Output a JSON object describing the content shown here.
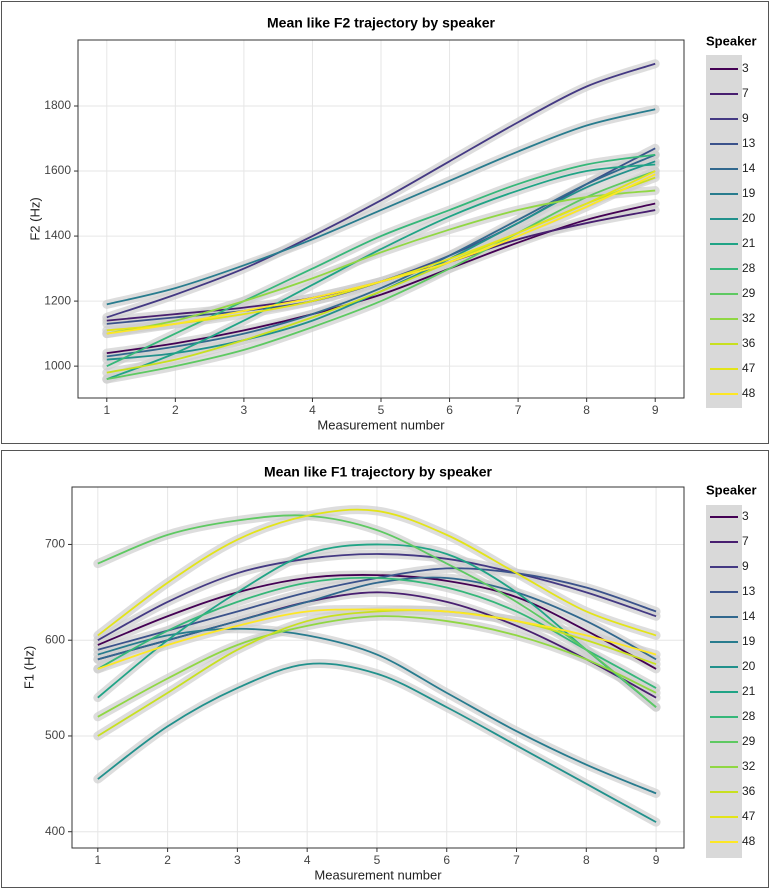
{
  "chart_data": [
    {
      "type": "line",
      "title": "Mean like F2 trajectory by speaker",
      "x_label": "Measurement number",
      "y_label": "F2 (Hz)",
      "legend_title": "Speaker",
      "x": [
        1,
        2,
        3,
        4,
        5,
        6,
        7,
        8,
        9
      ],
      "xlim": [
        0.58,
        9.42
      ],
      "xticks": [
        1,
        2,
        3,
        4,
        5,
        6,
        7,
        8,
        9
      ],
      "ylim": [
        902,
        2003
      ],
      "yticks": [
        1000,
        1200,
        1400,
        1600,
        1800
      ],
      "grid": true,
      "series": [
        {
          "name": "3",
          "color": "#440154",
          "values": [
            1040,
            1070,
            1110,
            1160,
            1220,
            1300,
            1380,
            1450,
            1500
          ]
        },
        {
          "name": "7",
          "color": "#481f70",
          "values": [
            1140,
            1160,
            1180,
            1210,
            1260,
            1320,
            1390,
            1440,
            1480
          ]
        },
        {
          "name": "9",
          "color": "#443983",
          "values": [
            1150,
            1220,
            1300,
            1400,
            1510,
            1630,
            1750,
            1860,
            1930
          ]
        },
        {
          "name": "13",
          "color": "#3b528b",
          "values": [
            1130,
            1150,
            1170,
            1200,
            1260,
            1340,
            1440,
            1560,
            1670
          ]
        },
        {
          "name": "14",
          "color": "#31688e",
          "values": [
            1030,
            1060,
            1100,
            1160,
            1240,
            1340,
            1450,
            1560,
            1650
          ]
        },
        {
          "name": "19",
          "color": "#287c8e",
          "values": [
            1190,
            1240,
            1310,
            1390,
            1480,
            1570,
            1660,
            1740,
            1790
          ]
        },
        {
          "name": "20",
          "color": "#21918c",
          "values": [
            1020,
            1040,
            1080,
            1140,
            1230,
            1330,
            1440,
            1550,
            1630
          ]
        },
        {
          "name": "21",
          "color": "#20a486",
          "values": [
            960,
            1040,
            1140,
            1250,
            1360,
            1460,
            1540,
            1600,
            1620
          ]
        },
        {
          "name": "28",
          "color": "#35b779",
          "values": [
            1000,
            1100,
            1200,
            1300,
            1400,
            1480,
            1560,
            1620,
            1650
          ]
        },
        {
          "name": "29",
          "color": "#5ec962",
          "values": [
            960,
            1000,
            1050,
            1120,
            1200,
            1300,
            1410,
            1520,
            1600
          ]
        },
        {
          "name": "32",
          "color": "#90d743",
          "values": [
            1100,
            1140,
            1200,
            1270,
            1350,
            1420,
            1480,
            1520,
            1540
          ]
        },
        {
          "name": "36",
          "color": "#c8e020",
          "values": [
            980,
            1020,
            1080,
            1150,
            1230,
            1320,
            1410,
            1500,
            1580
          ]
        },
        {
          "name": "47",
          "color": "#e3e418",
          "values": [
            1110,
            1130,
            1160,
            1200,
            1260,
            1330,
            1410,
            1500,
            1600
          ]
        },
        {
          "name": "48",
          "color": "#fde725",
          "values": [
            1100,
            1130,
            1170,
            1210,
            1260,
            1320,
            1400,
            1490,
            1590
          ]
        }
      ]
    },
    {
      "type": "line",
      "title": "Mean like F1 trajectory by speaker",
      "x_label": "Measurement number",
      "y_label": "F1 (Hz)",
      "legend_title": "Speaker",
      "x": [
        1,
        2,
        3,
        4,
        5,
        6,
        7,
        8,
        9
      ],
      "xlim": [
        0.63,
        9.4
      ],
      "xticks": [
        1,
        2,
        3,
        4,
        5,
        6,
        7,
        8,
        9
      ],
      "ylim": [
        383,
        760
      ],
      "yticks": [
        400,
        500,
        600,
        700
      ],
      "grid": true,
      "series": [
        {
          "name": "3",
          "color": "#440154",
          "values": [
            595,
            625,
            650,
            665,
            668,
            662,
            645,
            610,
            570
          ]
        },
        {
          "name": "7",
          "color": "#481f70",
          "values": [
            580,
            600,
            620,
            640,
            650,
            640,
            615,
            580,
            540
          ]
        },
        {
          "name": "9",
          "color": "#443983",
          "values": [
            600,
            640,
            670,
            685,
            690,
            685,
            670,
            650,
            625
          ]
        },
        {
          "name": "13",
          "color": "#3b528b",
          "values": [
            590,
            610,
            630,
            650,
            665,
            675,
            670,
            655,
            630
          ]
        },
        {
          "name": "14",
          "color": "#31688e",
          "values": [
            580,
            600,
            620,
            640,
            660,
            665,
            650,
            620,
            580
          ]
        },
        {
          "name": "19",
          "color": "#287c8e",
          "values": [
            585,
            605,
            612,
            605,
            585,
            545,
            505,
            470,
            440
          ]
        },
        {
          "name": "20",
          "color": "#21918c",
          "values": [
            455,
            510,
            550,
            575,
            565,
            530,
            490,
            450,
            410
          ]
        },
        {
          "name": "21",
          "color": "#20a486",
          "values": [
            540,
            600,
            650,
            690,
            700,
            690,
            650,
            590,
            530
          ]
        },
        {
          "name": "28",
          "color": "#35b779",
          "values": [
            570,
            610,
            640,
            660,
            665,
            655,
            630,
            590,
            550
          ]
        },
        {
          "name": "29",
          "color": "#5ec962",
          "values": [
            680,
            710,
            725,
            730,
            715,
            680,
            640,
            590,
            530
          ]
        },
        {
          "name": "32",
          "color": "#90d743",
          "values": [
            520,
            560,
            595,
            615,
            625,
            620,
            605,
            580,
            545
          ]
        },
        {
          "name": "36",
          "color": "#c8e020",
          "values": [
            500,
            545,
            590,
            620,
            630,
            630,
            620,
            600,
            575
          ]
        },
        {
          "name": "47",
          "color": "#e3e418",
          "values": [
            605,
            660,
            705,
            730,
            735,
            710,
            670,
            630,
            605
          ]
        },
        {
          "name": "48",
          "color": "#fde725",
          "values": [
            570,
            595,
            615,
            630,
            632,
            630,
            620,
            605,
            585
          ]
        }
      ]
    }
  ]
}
+ + + +
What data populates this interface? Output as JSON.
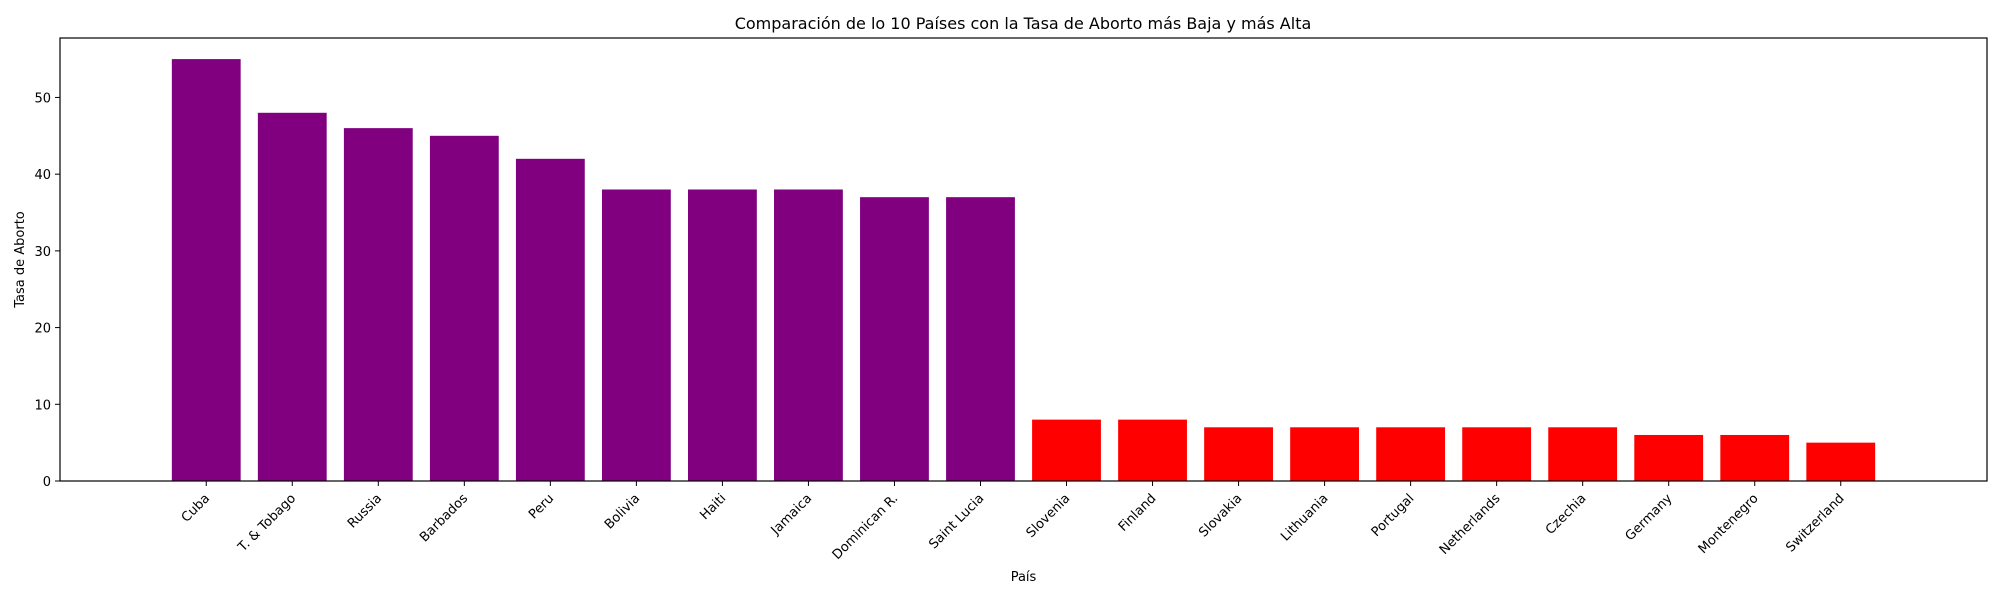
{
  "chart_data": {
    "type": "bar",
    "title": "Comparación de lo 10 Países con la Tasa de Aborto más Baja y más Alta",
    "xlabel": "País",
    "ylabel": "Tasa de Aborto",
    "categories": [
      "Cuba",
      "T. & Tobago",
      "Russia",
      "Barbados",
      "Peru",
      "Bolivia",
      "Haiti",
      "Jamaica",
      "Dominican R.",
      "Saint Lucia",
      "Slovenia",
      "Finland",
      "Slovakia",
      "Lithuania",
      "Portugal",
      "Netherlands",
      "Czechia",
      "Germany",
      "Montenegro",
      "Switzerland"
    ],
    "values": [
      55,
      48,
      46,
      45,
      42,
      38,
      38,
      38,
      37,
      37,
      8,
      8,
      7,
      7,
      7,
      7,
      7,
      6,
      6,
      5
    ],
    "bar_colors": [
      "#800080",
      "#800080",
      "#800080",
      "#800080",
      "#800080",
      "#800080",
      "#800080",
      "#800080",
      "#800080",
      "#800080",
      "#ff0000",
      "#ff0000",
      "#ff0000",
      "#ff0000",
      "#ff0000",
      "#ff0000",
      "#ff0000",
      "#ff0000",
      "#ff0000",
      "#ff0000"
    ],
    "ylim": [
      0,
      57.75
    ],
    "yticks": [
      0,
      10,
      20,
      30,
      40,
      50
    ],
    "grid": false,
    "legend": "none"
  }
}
+ + + +
### Challenge
Using the listing above, say how many of its lines contain the string "Mean", giving nothing but the figure.

### Answer for this exercise
2